### SOURCE MATERIAL
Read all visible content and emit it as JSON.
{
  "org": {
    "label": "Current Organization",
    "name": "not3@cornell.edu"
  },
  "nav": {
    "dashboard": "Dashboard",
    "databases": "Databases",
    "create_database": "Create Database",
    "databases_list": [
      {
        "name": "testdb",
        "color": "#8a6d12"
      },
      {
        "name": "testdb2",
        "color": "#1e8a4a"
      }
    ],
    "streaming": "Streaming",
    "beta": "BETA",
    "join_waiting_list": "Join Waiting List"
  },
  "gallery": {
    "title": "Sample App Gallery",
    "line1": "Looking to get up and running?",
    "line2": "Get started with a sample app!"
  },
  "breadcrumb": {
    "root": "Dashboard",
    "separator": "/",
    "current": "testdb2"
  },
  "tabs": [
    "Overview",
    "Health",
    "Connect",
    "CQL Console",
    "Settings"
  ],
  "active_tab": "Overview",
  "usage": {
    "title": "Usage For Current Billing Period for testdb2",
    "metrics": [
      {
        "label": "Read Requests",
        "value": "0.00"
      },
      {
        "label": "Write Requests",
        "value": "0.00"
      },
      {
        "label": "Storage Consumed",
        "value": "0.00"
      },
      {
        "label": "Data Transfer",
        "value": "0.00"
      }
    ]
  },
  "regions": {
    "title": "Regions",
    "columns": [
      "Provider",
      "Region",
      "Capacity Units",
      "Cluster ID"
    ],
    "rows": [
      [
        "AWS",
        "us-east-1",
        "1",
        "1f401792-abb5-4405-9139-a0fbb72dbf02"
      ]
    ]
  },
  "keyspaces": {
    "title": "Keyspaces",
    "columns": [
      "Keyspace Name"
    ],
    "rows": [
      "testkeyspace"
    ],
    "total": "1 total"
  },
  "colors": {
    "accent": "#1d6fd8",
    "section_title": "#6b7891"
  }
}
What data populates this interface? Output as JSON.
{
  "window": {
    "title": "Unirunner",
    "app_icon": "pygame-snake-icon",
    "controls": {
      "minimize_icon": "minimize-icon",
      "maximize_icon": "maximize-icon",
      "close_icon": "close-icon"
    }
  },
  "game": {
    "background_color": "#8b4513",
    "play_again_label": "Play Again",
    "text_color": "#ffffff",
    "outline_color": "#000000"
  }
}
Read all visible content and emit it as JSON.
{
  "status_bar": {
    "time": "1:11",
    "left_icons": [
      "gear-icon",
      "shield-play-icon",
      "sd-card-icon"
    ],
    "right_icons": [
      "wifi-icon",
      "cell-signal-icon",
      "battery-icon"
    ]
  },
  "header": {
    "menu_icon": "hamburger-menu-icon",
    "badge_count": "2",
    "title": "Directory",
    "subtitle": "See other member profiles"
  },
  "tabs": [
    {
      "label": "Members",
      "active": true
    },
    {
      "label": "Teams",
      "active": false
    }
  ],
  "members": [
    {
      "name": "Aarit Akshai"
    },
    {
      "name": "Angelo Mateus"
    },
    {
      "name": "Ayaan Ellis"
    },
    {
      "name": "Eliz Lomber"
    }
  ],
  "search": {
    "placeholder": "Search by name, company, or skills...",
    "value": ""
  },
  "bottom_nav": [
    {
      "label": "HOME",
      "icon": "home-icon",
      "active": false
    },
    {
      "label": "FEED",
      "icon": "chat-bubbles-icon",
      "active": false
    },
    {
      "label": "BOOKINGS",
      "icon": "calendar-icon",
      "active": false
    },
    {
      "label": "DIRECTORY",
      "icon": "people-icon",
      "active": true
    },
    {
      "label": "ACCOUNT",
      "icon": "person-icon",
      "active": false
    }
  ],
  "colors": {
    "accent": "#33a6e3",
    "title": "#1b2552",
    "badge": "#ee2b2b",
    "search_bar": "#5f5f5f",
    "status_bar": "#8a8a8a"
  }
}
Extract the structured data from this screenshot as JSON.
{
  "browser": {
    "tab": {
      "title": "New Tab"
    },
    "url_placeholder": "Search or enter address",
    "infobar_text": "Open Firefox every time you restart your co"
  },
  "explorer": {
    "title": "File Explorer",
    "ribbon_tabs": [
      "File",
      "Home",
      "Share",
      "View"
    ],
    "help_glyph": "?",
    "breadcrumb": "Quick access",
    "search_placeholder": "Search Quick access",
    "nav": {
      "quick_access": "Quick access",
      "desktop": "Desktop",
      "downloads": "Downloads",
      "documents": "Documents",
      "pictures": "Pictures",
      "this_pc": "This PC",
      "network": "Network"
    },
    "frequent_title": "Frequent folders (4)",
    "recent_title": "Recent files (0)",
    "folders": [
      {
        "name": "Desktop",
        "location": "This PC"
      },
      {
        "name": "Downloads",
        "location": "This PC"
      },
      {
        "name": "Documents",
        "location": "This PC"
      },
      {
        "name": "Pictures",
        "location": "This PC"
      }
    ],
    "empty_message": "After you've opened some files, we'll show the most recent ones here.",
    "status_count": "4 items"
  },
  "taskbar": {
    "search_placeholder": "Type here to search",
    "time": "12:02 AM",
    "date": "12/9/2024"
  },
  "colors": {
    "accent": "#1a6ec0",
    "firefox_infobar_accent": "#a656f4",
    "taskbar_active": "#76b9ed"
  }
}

### YOUR TASK
Every line above should be written out again exactly as it stands.

### EXPECTED ANSWER
Read all visible content and emit it as JSON.
{
  "org": {
    "label": "Current Organization",
    "name": "not3@cornell.edu"
  },
  "nav": {
    "dashboard": "Dashboard",
    "databases": "Databases",
    "create_database": "Create Database",
    "databases_list": [
      {
        "name": "testdb",
        "color": "#8a6d12"
      },
      {
        "name": "testdb2",
        "color": "#1e8a4a"
      }
    ],
    "streaming": "Streaming",
    "beta": "BETA",
    "join_waiting_list": "Join Waiting List"
  },
  "gallery": {
    "title": "Sample App Gallery",
    "line1": "Looking to get up and running?",
    "line2": "Get started with a sample app!"
  },
  "breadcrumb": {
    "root": "Dashboard",
    "separator": "/",
    "current": "testdb2"
  },
  "tabs": [
    "Overview",
    "Health",
    "Connect",
    "CQL Console",
    "Settings"
  ],
  "active_tab": "Overview",
  "usage": {
    "title": "Usage For Current Billing Period for testdb2",
    "metrics": [
      {
        "label": "Read Requests",
        "value": "0.00"
      },
      {
        "label": "Write Requests",
        "value": "0.00"
      },
      {
        "label": "Storage Consumed",
        "value": "0.00"
      },
      {
        "label": "Data Transfer",
        "value": "0.00"
      }
    ]
  },
  "regions": {
    "title": "Regions",
    "columns": [
      "Provider",
      "Region",
      "Capacity Units",
      "Cluster ID"
    ],
    "rows": [
      [
        "AWS",
        "us-east-1",
        "1",
        "1f401792-abb5-4405-9139-a0fbb72dbf02"
      ]
    ]
  },
  "keyspaces": {
    "title": "Keyspaces",
    "columns": [
      "Keyspace Name"
    ],
    "rows": [
      "testkeyspace"
    ],
    "total": "1 total"
  },
  "colors": {
    "accent": "#1d6fd8",
    "section_title": "#6b7891"
  }
}
What data populates this interface? Output as JSON.
{
  "window": {
    "title": "Unirunner",
    "app_icon": "pygame-snake-icon",
    "controls": {
      "minimize_icon": "minimize-icon",
      "maximize_icon": "maximize-icon",
      "close_icon": "close-icon"
    }
  },
  "game": {
    "background_color": "#8b4513",
    "play_again_label": "Play Again",
    "text_color": "#ffffff",
    "outline_color": "#000000"
  }
}
Read all visible content and emit it as JSON.
{
  "status_bar": {
    "time": "1:11",
    "left_icons": [
      "gear-icon",
      "shield-play-icon",
      "sd-card-icon"
    ],
    "right_icons": [
      "wifi-icon",
      "cell-signal-icon",
      "battery-icon"
    ]
  },
  "header": {
    "menu_icon": "hamburger-menu-icon",
    "badge_count": "2",
    "title": "Directory",
    "subtitle": "See other member profiles"
  },
  "tabs": [
    {
      "label": "Members",
      "active": true
    },
    {
      "label": "Teams",
      "active": false
    }
  ],
  "members": [
    {
      "name": "Aarit Akshai"
    },
    {
      "name": "Angelo Mateus"
    },
    {
      "name": "Ayaan Ellis"
    },
    {
      "name": "Eliz Lomber"
    }
  ],
  "search": {
    "placeholder": "Search by name, company, or skills...",
    "value": ""
  },
  "bottom_nav": [
    {
      "label": "HOME",
      "icon": "home-icon",
      "active": false
    },
    {
      "label": "FEED",
      "icon": "chat-bubbles-icon",
      "active": false
    },
    {
      "label": "BOOKINGS",
      "icon": "calendar-icon",
      "active": false
    },
    {
      "label": "DIRECTORY",
      "icon": "people-icon",
      "active": true
    },
    {
      "label": "ACCOUNT",
      "icon": "person-icon",
      "active": false
    }
  ],
  "colors": {
    "accent": "#33a6e3",
    "title": "#1b2552",
    "badge": "#ee2b2b",
    "search_bar": "#5f5f5f",
    "status_bar": "#8a8a8a"
  }
}
Extract the structured data from this screenshot as JSON.
{
  "browser": {
    "tab": {
      "title": "New Tab"
    },
    "url_placeholder": "Search or enter address",
    "infobar_text": "Open Firefox every time you restart your co"
  },
  "explorer": {
    "title": "File Explorer",
    "ribbon_tabs": [
      "File",
      "Home",
      "Share",
      "View"
    ],
    "help_glyph": "?",
    "breadcrumb": "Quick access",
    "search_placeholder": "Search Quick access",
    "nav": {
      "quick_access": "Quick access",
      "desktop": "Desktop",
      "downloads": "Downloads",
      "documents": "Documents",
      "pictures": "Pictures",
      "this_pc": "This PC",
      "network": "Network"
    },
    "frequent_title": "Frequent folders (4)",
    "recent_title": "Recent files (0)",
    "folders": [
      {
        "name": "Desktop",
        "location": "This PC"
      },
      {
        "name": "Downloads",
        "location": "This PC"
      },
      {
        "name": "Documents",
        "location": "This PC"
      },
      {
        "name": "Pictures",
        "location": "This PC"
      }
    ],
    "empty_message": "After you've opened some files, we'll show the most recent ones here.",
    "status_count": "4 items"
  },
  "taskbar": {
    "search_placeholder": "Type here to search",
    "time": "12:02 AM",
    "date": "12/9/2024"
  },
  "colors": {
    "accent": "#1a6ec0",
    "firefox_infobar_accent": "#a656f4",
    "taskbar_active": "#76b9ed"
  }
}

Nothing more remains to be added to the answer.